### PROMPT
What follows is a listing; give it again exactly, in its entirety.

### ENTRIES PROVIDED
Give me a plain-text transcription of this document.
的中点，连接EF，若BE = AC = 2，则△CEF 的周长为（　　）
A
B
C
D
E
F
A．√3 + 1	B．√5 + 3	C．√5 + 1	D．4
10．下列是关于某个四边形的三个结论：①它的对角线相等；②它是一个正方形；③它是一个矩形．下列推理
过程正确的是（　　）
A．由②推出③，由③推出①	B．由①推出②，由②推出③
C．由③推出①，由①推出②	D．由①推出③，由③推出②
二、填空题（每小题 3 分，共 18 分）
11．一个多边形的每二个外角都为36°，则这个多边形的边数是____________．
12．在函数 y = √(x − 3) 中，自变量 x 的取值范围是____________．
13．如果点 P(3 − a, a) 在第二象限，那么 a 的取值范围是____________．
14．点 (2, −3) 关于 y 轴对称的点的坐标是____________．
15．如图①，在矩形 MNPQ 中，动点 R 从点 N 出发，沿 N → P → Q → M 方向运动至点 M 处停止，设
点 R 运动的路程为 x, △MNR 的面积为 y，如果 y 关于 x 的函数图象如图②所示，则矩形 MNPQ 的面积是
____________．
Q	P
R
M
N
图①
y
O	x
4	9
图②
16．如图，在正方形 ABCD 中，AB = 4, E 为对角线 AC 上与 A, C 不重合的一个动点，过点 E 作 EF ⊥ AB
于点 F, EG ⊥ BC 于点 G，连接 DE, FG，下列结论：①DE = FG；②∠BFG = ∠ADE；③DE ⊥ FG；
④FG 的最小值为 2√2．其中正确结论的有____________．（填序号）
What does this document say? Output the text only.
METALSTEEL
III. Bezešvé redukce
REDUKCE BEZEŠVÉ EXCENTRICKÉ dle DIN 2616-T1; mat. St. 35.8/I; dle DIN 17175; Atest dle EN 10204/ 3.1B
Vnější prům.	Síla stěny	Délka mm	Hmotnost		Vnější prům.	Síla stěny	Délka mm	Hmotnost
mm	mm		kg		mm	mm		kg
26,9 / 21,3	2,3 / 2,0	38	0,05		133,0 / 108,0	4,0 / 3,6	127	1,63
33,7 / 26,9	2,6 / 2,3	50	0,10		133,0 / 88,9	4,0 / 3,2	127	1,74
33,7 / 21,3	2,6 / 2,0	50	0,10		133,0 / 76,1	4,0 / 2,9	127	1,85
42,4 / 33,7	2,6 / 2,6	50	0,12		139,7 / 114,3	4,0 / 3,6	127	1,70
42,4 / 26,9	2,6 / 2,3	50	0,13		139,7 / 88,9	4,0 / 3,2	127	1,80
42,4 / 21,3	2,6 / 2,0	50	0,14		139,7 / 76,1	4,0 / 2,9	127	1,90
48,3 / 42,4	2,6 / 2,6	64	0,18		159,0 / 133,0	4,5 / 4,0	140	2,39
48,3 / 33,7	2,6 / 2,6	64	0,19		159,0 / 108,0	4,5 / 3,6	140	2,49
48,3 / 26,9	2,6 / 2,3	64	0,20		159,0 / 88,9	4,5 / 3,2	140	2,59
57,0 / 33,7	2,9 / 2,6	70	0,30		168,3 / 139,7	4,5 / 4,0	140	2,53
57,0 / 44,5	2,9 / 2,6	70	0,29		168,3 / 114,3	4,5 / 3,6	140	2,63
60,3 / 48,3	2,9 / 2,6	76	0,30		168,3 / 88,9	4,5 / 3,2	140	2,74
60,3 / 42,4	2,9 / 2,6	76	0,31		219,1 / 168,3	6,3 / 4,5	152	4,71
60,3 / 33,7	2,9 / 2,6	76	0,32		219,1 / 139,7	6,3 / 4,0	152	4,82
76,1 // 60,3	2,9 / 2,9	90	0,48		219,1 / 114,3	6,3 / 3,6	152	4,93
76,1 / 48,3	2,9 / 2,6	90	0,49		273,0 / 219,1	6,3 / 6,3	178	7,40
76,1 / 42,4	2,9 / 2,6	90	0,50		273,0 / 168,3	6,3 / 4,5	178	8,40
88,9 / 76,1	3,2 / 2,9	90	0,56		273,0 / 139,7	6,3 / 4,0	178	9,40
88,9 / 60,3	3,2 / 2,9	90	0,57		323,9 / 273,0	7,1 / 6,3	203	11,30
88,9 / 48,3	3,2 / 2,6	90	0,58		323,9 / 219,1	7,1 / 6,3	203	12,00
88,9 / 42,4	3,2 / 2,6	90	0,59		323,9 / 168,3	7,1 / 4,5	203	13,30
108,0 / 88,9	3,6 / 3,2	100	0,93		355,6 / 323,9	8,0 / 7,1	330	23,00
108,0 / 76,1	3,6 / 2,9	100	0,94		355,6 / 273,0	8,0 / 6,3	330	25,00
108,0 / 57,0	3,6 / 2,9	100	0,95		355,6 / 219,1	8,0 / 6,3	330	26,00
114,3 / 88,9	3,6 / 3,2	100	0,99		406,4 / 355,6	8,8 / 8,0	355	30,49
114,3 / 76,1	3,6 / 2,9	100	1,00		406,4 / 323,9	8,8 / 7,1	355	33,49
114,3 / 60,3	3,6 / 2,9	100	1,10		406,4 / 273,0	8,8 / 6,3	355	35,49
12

### RESULT FOR THIS TASK
Give me a plain-text transcription of this document.
的中点，连接EF，若BE = AC = 2，则△CEF 的周长为（　　）
A
B
C
D
E
F
A．√3 + 1	B．√5 + 3	C．√5 + 1	D．4
10．下列是关于某个四边形的三个结论：①它的对角线相等；②它是一个正方形；③它是一个矩形．下列推理
过程正确的是（　　）
A．由②推出③，由③推出①	B．由①推出②，由②推出③
C．由③推出①，由①推出②	D．由①推出③，由③推出②
二、填空题（每小题 3 分，共 18 分）
11．一个多边形的每二个外角都为36°，则这个多边形的边数是____________．
12．在函数 y = √(x − 3) 中，自变量 x 的取值范围是____________．
13．如果点 P(3 − a, a) 在第二象限，那么 a 的取值范围是____________．
14．点 (2, −3) 关于 y 轴对称的点的坐标是____________．
15．如图①，在矩形 MNPQ 中，动点 R 从点 N 出发，沿 N → P → Q → M 方向运动至点 M 处停止，设
点 R 运动的路程为 x, △MNR 的面积为 y，如果 y 关于 x 的函数图象如图②所示，则矩形 MNPQ 的面积是
____________．
Q	P
R
M
N
图①
y
O	x
4	9
图②
16．如图，在正方形 ABCD 中，AB = 4, E 为对角线 AC 上与 A, C 不重合的一个动点，过点 E 作 EF ⊥ AB
于点 F, EG ⊥ BC 于点 G，连接 DE, FG，下列结论：①DE = FG；②∠BFG = ∠ADE；③DE ⊥ FG；
④FG 的最小值为 2√2．其中正确结论的有____________．（填序号）
What does this document say? Output the text only.
METALSTEEL
III. Bezešvé redukce
REDUKCE BEZEŠVÉ EXCENTRICKÉ dle DIN 2616-T1; mat. St. 35.8/I; dle DIN 17175; Atest dle EN 10204/ 3.1B
Vnější prům.	Síla stěny	Délka mm	Hmotnost		Vnější prům.	Síla stěny	Délka mm	Hmotnost
mm	mm		kg		mm	mm		kg
26,9 / 21,3	2,3 / 2,0	38	0,05		133,0 / 108,0	4,0 / 3,6	127	1,63
33,7 / 26,9	2,6 / 2,3	50	0,10		133,0 / 88,9	4,0 / 3,2	127	1,74
33,7 / 21,3	2,6 / 2,0	50	0,10		133,0 / 76,1	4,0 / 2,9	127	1,85
42,4 / 33,7	2,6 / 2,6	50	0,12		139,7 / 114,3	4,0 / 3,6	127	1,70
42,4 / 26,9	2,6 / 2,3	50	0,13		139,7 / 88,9	4,0 / 3,2	127	1,80
42,4 / 21,3	2,6 / 2,0	50	0,14		139,7 / 76,1	4,0 / 2,9	127	1,90
48,3 / 42,4	2,6 / 2,6	64	0,18		159,0 / 133,0	4,5 / 4,0	140	2,39
48,3 / 33,7	2,6 / 2,6	64	0,19		159,0 / 108,0	4,5 / 3,6	140	2,49
48,3 / 26,9	2,6 / 2,3	64	0,20		159,0 / 88,9	4,5 / 3,2	140	2,59
57,0 / 33,7	2,9 / 2,6	70	0,30		168,3 / 139,7	4,5 / 4,0	140	2,53
57,0 / 44,5	2,9 / 2,6	70	0,29		168,3 / 114,3	4,5 / 3,6	140	2,63
60,3 / 48,3	2,9 / 2,6	76	0,30		168,3 / 88,9	4,5 / 3,2	140	2,74
60,3 / 42,4	2,9 / 2,6	76	0,31		219,1 / 168,3	6,3 / 4,5	152	4,71
60,3 / 33,7	2,9 / 2,6	76	0,32		219,1 / 139,7	6,3 / 4,0	152	4,82
76,1 // 60,3	2,9 / 2,9	90	0,48		219,1 / 114,3	6,3 / 3,6	152	4,93
76,1 / 48,3	2,9 / 2,6	90	0,49		273,0 / 219,1	6,3 / 6,3	178	7,40
76,1 / 42,4	2,9 / 2,6	90	0,50		273,0 / 168,3	6,3 / 4,5	178	8,40
88,9 / 76,1	3,2 / 2,9	90	0,56		273,0 / 139,7	6,3 / 4,0	178	9,40
88,9 / 60,3	3,2 / 2,9	90	0,57		323,9 / 273,0	7,1 / 6,3	203	11,30
88,9 / 48,3	3,2 / 2,6	90	0,58		323,9 / 219,1	7,1 / 6,3	203	12,00
88,9 / 42,4	3,2 / 2,6	90	0,59		323,9 / 168,3	7,1 / 4,5	203	13,30
108,0 / 88,9	3,6 / 3,2	100	0,93		355,6 / 323,9	8,0 / 7,1	330	23,00
108,0 / 76,1	3,6 / 2,9	100	0,94		355,6 / 273,0	8,0 / 6,3	330	25,00
108,0 / 57,0	3,6 / 2,9	100	0,95		355,6 / 219,1	8,0 / 6,3	330	26,00
114,3 / 88,9	3,6 / 3,2	100	0,99		406,4 / 355,6	8,8 / 8,0	355	30,49
114,3 / 76,1	3,6 / 2,9	100	1,00		406,4 / 323,9	8,8 / 7,1	355	33,49
114,3 / 60,3	3,6 / 2,9	100	1,10		406,4 / 273,0	8,8 / 6,3	355	35,49
12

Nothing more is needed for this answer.